WHAT NEEDS TO BE DONE | Will you restate verbatim the lines running from the line with "Extract all readable text from this page." to the end of the data, leaving out everything else?

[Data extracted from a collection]
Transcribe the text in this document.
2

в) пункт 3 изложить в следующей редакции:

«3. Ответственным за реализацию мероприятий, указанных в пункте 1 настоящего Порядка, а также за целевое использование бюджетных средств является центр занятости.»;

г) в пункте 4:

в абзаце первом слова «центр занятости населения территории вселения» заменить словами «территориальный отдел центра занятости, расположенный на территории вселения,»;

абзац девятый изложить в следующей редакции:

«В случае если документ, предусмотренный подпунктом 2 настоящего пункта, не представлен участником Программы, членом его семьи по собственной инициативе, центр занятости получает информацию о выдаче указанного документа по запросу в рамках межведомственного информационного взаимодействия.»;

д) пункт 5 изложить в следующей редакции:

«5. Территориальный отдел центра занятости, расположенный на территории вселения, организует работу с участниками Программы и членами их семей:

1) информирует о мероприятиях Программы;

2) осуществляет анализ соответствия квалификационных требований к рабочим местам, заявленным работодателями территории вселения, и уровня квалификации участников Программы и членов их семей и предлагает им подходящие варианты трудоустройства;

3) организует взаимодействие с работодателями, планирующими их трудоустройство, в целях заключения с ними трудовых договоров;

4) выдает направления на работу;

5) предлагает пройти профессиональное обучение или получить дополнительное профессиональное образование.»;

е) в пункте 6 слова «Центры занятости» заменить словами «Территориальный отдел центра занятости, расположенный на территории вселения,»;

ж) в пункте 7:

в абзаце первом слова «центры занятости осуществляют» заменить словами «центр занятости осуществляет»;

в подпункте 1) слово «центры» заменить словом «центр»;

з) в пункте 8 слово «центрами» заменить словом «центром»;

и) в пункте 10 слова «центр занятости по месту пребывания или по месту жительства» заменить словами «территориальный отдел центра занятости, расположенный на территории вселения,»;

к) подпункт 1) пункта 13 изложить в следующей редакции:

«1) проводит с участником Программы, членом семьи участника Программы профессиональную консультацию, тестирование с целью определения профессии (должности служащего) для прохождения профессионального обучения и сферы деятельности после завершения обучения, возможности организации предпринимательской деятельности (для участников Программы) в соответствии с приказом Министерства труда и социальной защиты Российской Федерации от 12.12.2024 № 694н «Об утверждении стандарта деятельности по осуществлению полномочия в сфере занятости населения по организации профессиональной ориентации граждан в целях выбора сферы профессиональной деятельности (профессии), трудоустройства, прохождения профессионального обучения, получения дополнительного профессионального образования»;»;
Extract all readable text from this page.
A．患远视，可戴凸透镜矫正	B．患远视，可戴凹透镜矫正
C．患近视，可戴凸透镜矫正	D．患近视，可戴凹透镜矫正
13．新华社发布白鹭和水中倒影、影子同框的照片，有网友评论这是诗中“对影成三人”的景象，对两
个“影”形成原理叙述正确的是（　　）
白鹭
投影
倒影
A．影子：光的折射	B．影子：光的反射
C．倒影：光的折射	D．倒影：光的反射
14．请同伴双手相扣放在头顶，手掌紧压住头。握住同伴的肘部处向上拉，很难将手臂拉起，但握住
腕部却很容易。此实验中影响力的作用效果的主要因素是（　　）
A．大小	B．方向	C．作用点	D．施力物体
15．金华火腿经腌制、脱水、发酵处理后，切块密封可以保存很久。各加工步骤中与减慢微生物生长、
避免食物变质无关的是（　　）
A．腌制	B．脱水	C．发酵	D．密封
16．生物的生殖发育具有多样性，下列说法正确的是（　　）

FULL SOLUTION |
Extract all readable text from this page.
A．患远视，可戴凸透镜矫正	B．患远视，可戴凹透镜矫正
C．患近视，可戴凸透镜矫正	D．患近视，可戴凹透镜矫正
13．新华社发布白鹭和水中倒影、影子同框的照片，有网友评论这是诗中“对影成三人”的景象，对两
个“影”形成原理叙述正确的是（　　）
白鹭
投影
倒影
A．影子：光的折射	B．影子：光的反射
C．倒影：光的折射	D．倒影：光的反射
14．请同伴双手相扣放在头顶，手掌紧压住头。握住同伴的肘部处向上拉，很难将手臂拉起，但握住
腕部却很容易。此实验中影响力的作用效果的主要因素是（　　）
A．大小	B．方向	C．作用点	D．施力物体
15．金华火腿经腌制、脱水、发酵处理后，切块密封可以保存很久。各加工步骤中与减慢微生物生长、
避免食物变质无关的是（　　）
A．腌制	B．脱水	C．发酵	D．密封
16．生物的生殖发育具有多样性，下列说法正确的是（　　）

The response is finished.